======== Data to use ========

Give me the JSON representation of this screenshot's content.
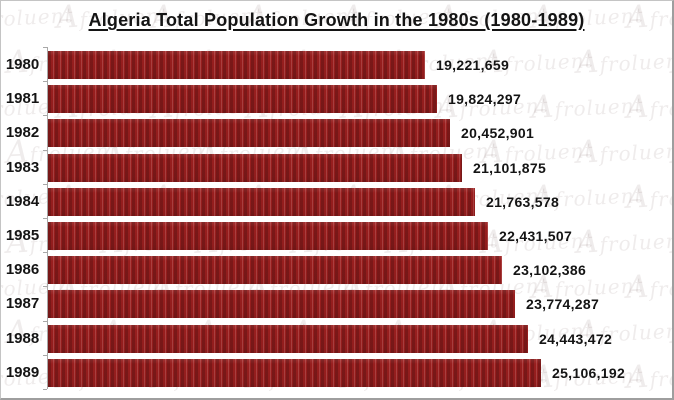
{
  "header": {
    "title": "Algeria Total Population Growth in the 1980s (1980-1989)"
  },
  "watermark": {
    "text": "Afroluent"
  },
  "chart_data": {
    "type": "bar",
    "orientation": "horizontal",
    "title": "Algeria Total Population Growth in the 1980s (1980-1989)",
    "categories": [
      "1980",
      "1981",
      "1982",
      "1983",
      "1984",
      "1985",
      "1986",
      "1987",
      "1988",
      "1989"
    ],
    "values": [
      19221659,
      19824297,
      20452901,
      21101875,
      21763578,
      22431507,
      23102386,
      23774287,
      24443472,
      25106192
    ],
    "value_labels": [
      "19,221,659",
      "19,824,297",
      "20,452,901",
      "21,101,875",
      "21,763,578",
      "22,431,507",
      "23,102,386",
      "23,774,287",
      "24,443,472",
      "25,106,192"
    ],
    "xlabel": "",
    "ylabel": "",
    "xlim": [
      0,
      25106192
    ],
    "grid": false,
    "legend": false,
    "colors": {
      "bar": "#9e1f1f",
      "bar_stripe": "#871616",
      "text": "#141414",
      "axis": "#a8a8a8"
    }
  }
}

========

### Stated problem
Print every entry above again without changing a word, and omit the pictures.

### Task response
Give me the JSON representation of this screenshot's content.
{
  "header": {
    "title": "Algeria Total Population Growth in the 1980s (1980-1989)"
  },
  "watermark": {
    "text": "Afroluent"
  },
  "chart_data": {
    "type": "bar",
    "orientation": "horizontal",
    "title": "Algeria Total Population Growth in the 1980s (1980-1989)",
    "categories": [
      "1980",
      "1981",
      "1982",
      "1983",
      "1984",
      "1985",
      "1986",
      "1987",
      "1988",
      "1989"
    ],
    "values": [
      19221659,
      19824297,
      20452901,
      21101875,
      21763578,
      22431507,
      23102386,
      23774287,
      24443472,
      25106192
    ],
    "value_labels": [
      "19,221,659",
      "19,824,297",
      "20,452,901",
      "21,101,875",
      "21,763,578",
      "22,431,507",
      "23,102,386",
      "23,774,287",
      "24,443,472",
      "25,106,192"
    ],
    "xlabel": "",
    "ylabel": "",
    "xlim": [
      0,
      25106192
    ],
    "grid": false,
    "legend": false,
    "colors": {
      "bar": "#9e1f1f",
      "bar_stripe": "#871616",
      "text": "#141414",
      "axis": "#a8a8a8"
    }
  }
}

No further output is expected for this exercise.